DIRECTION
Would you quote the material below in full and unchanged?

ENTRIES SUPPLIED
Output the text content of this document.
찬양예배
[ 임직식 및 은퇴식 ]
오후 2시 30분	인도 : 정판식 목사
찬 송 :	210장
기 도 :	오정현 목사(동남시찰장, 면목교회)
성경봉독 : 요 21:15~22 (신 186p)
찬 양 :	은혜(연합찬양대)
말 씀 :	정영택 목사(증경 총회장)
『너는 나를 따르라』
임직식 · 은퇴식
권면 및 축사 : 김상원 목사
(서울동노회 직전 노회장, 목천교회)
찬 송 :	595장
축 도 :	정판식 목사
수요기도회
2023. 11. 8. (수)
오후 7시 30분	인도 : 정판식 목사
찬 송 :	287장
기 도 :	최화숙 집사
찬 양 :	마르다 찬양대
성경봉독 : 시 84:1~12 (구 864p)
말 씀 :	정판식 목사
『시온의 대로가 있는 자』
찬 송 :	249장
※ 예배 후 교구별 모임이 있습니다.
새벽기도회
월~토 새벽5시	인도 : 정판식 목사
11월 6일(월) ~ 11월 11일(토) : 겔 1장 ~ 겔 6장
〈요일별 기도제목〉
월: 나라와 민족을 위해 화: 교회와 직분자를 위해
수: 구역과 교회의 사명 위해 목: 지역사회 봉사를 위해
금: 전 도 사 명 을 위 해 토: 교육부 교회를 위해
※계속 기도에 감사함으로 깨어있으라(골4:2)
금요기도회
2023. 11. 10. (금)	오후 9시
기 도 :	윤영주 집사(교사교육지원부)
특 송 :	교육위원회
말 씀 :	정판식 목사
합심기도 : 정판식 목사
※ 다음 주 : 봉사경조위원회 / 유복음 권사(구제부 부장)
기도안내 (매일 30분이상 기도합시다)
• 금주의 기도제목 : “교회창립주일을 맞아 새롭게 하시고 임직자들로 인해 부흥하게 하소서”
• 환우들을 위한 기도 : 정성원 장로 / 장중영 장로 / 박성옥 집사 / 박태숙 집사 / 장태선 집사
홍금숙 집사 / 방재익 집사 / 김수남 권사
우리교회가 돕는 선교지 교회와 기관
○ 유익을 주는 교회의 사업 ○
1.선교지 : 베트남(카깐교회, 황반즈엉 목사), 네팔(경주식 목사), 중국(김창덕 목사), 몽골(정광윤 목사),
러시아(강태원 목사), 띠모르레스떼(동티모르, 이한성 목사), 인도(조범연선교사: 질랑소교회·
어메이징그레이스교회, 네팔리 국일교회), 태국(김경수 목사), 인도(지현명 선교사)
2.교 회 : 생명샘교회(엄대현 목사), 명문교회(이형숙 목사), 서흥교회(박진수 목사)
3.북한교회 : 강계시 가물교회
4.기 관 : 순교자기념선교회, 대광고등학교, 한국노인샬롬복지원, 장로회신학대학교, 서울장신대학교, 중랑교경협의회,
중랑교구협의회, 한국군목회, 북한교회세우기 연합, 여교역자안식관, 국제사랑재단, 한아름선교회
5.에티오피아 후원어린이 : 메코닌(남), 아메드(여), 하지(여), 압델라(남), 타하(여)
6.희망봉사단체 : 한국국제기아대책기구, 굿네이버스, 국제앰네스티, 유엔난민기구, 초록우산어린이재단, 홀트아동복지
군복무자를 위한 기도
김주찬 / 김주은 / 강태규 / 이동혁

RESPONSE TO THE TASK
Output the text content of this document.
찬양예배
[ 임직식 및 은퇴식 ]
오후 2시 30분	인도 : 정판식 목사
찬 송 :	210장
기 도 :	오정현 목사(동남시찰장, 면목교회)
성경봉독 : 요 21:15~22 (신 186p)
찬 양 :	은혜(연합찬양대)
말 씀 :	정영택 목사(증경 총회장)
『너는 나를 따르라』
임직식 · 은퇴식
권면 및 축사 : 김상원 목사
(서울동노회 직전 노회장, 목천교회)
찬 송 :	595장
축 도 :	정판식 목사
수요기도회
2023. 11. 8. (수)
오후 7시 30분	인도 : 정판식 목사
찬 송 :	287장
기 도 :	최화숙 집사
찬 양 :	마르다 찬양대
성경봉독 : 시 84:1~12 (구 864p)
말 씀 :	정판식 목사
『시온의 대로가 있는 자』
찬 송 :	249장
※ 예배 후 교구별 모임이 있습니다.
새벽기도회
월~토 새벽5시	인도 : 정판식 목사
11월 6일(월) ~ 11월 11일(토) : 겔 1장 ~ 겔 6장
〈요일별 기도제목〉
월: 나라와 민족을 위해 화: 교회와 직분자를 위해
수: 구역과 교회의 사명 위해 목: 지역사회 봉사를 위해
금: 전 도 사 명 을 위 해 토: 교육부 교회를 위해
※계속 기도에 감사함으로 깨어있으라(골4:2)
금요기도회
2023. 11. 10. (금)	오후 9시
기 도 :	윤영주 집사(교사교육지원부)
특 송 :	교육위원회
말 씀 :	정판식 목사
합심기도 : 정판식 목사
※ 다음 주 : 봉사경조위원회 / 유복음 권사(구제부 부장)
기도안내 (매일 30분이상 기도합시다)
• 금주의 기도제목 : “교회창립주일을 맞아 새롭게 하시고 임직자들로 인해 부흥하게 하소서”
• 환우들을 위한 기도 : 정성원 장로 / 장중영 장로 / 박성옥 집사 / 박태숙 집사 / 장태선 집사
홍금숙 집사 / 방재익 집사 / 김수남 권사
우리교회가 돕는 선교지 교회와 기관
○ 유익을 주는 교회의 사업 ○
1.선교지 : 베트남(카깐교회, 황반즈엉 목사), 네팔(경주식 목사), 중국(김창덕 목사), 몽골(정광윤 목사),
러시아(강태원 목사), 띠모르레스떼(동티모르, 이한성 목사), 인도(조범연선교사: 질랑소교회·
어메이징그레이스교회, 네팔리 국일교회), 태국(김경수 목사), 인도(지현명 선교사)
2.교 회 : 생명샘교회(엄대현 목사), 명문교회(이형숙 목사), 서흥교회(박진수 목사)
3.북한교회 : 강계시 가물교회
4.기 관 : 순교자기념선교회, 대광고등학교, 한국노인샬롬복지원, 장로회신학대학교, 서울장신대학교, 중랑교경협의회,
중랑교구협의회, 한국군목회, 북한교회세우기 연합, 여교역자안식관, 국제사랑재단, 한아름선교회
5.에티오피아 후원어린이 : 메코닌(남), 아메드(여), 하지(여), 압델라(남), 타하(여)
6.희망봉사단체 : 한국국제기아대책기구, 굿네이버스, 국제앰네스티, 유엔난민기구, 초록우산어린이재단, 홀트아동복지
군복무자를 위한 기도
김주찬 / 김주은 / 강태규 / 이동혁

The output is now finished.